Collected data entries
========================================================================
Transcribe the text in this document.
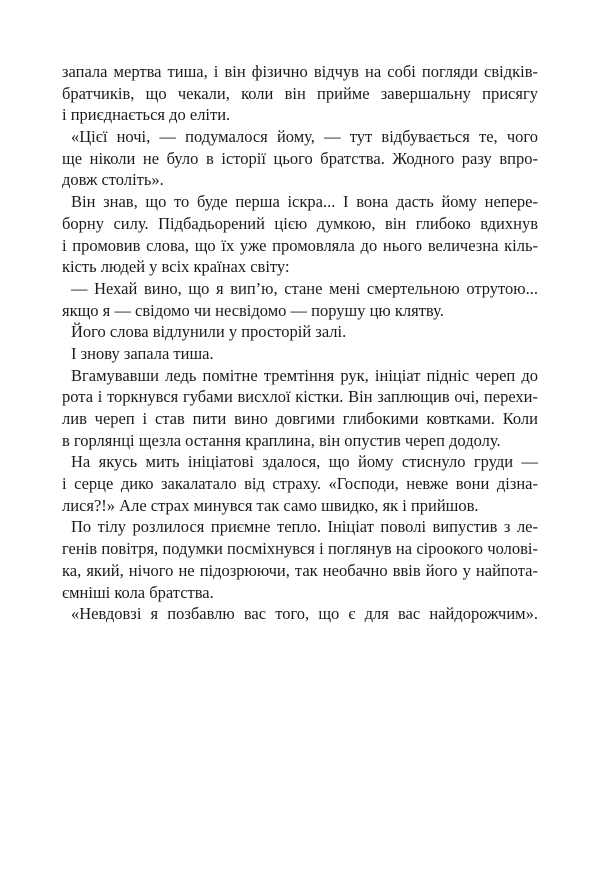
запала мертва тиша, і він фізично відчув на собі погляди свідків-
братчиків, що чекали, коли він прийме завершальну присягу
і приєднається до еліти.
«Цієї ночі, — подумалося йому, — тут відбувається те, чого
ще ніколи не було в історії цього братства. Жодного разу впро-
довж століть».
Він знав, що то буде перша іскра... І вона дасть йому непере-
борну силу. Підбадьорений цією думкою, він глибоко вдихнув
і промовив слова, що їх уже промовляла до нього величезна кіль-
кість людей у всіх країнах світу:
— Нехай вино, що я вип’ю, стане мені смертельною отрутою...
якщо я — свідомо чи несвідомо — порушу цю клятву.
Його слова відлунили у просторій залі.
І знову запала тиша.
Вгамувавши ледь помітне тремтіння рук, ініціат підніс череп до
рота і торкнувся губами висхлої кістки. Він заплющив очі, перехи-
лив череп і став пити вино довгими глибокими ковтками. Коли
в горлянці щезла остання краплина, він опустив череп додолу.
На якусь мить ініціатові здалося, що йому стиснуло груди —
і серце дико закалатало від страху. «Господи, невже вони дізна-
лися?!» Але страх минувся так само швидко, як і прийшов.
По тілу розлилося приємне тепло. Ініціат поволі випустив з ле-
генів повітря, подумки посміхнувся і поглянув на сіроокого чолові-
ка, який, нічого не підозрюючи, так необачно ввів його у найпота-
ємніші кола братства.
«Невдовзі я позбавлю вас того, що є для вас найдорожчим».
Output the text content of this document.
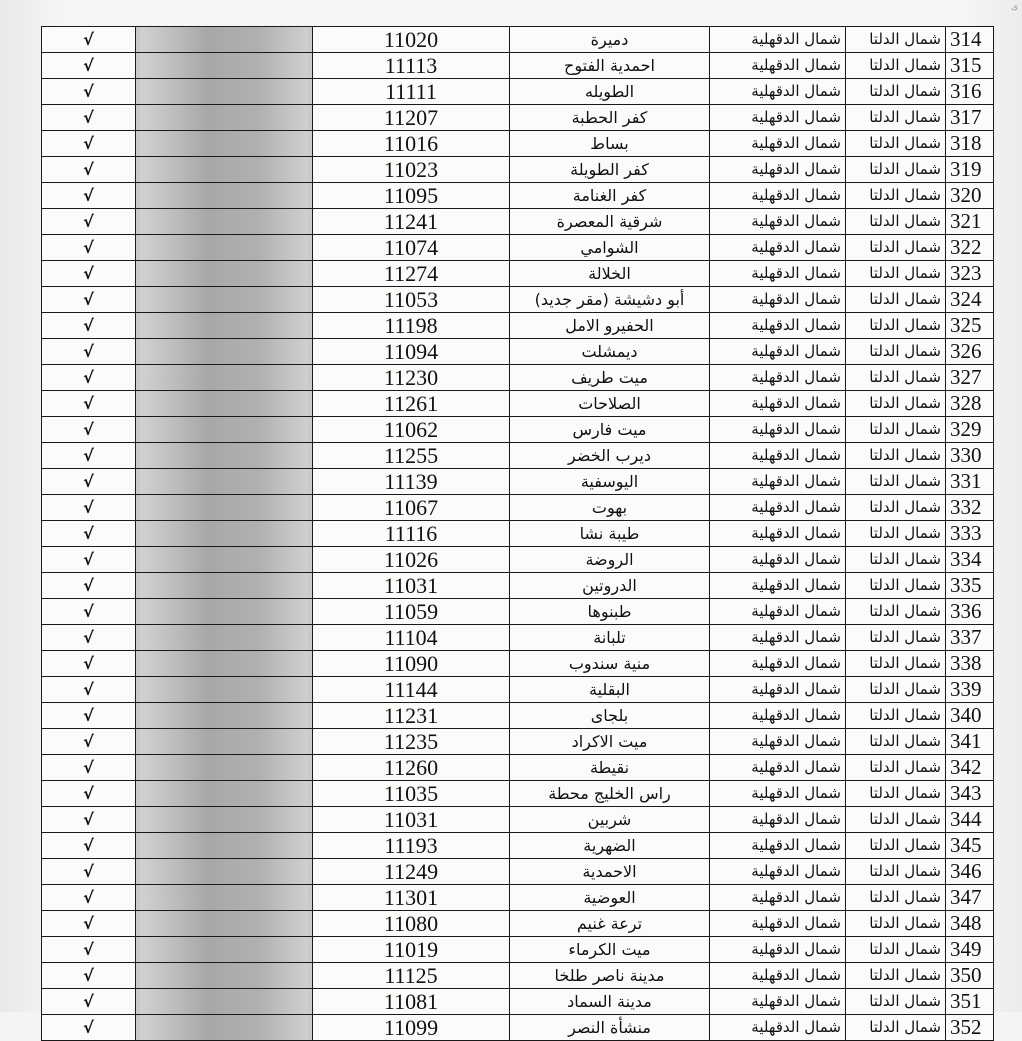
ى
√		11020	دميرة	شمال الدقهلية	شمال الدلتا	314
√		11113	احمدية الفتوح	شمال الدقهلية	شمال الدلتا	315
√		11111	الطويله	شمال الدقهلية	شمال الدلتا	316
√		11207	كفر الحطبة	شمال الدقهلية	شمال الدلتا	317
√		11016	بساط	شمال الدقهلية	شمال الدلتا	318
√		11023	كفر الطويلة	شمال الدقهلية	شمال الدلتا	319
√		11095	كفر الغنامة	شمال الدقهلية	شمال الدلتا	320
√		11241	شرقية المعصرة	شمال الدقهلية	شمال الدلتا	321
√		11074	الشوامي	شمال الدقهلية	شمال الدلتا	322
√		11274	الخلالة	شمال الدقهلية	شمال الدلتا	323
√		11053	أبو دشيشة (مقر جديد)	شمال الدقهلية	شمال الدلتا	324
√		11198	الحفيرو الامل	شمال الدقهلية	شمال الدلتا	325
√		11094	ديمشلت	شمال الدقهلية	شمال الدلتا	326
√		11230	ميت طريف	شمال الدقهلية	شمال الدلتا	327
√		11261	الصلاحات	شمال الدقهلية	شمال الدلتا	328
√		11062	ميت فارس	شمال الدقهلية	شمال الدلتا	329
√		11255	ديرب الخضر	شمال الدقهلية	شمال الدلتا	330
√		11139	اليوسفية	شمال الدقهلية	شمال الدلتا	331
√		11067	بهوت	شمال الدقهلية	شمال الدلتا	332
√		11116	طيبة نشا	شمال الدقهلية	شمال الدلتا	333
√		11026	الروضة	شمال الدقهلية	شمال الدلتا	334
√		11031	الدروتين	شمال الدقهلية	شمال الدلتا	335
√		11059	طبنوها	شمال الدقهلية	شمال الدلتا	336
√		11104	تلبانة	شمال الدقهلية	شمال الدلتا	337
√		11090	منية سندوب	شمال الدقهلية	شمال الدلتا	338
√		11144	البقلية	شمال الدقهلية	شمال الدلتا	339
√		11231	بلجاى	شمال الدقهلية	شمال الدلتا	340
√		11235	ميت الاكراد	شمال الدقهلية	شمال الدلتا	341
√		11260	نقيطة	شمال الدقهلية	شمال الدلتا	342
√		11035	راس الخليج محطة	شمال الدقهلية	شمال الدلتا	343
√		11031	شربين	شمال الدقهلية	شمال الدلتا	344
√		11193	الضهرية	شمال الدقهلية	شمال الدلتا	345
√		11249	الاحمدية	شمال الدقهلية	شمال الدلتا	346
√		11301	العوضية	شمال الدقهلية	شمال الدلتا	347
√		11080	ترعة غنيم	شمال الدقهلية	شمال الدلتا	348
√		11019	ميت الكرماء	شمال الدقهلية	شمال الدلتا	349
√		11125	مدينة ناصر طلخا	شمال الدقهلية	شمال الدلتا	350
√		11081	مدينة السماد	شمال الدقهلية	شمال الدلتا	351
√		11099	منشأة النصر	شمال الدقهلية	شمال الدلتا	352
========================================================================
■ Direction: Ascertain the number of lines in the entries that include the word "череп", and report only that number.

■ Exercise result: 3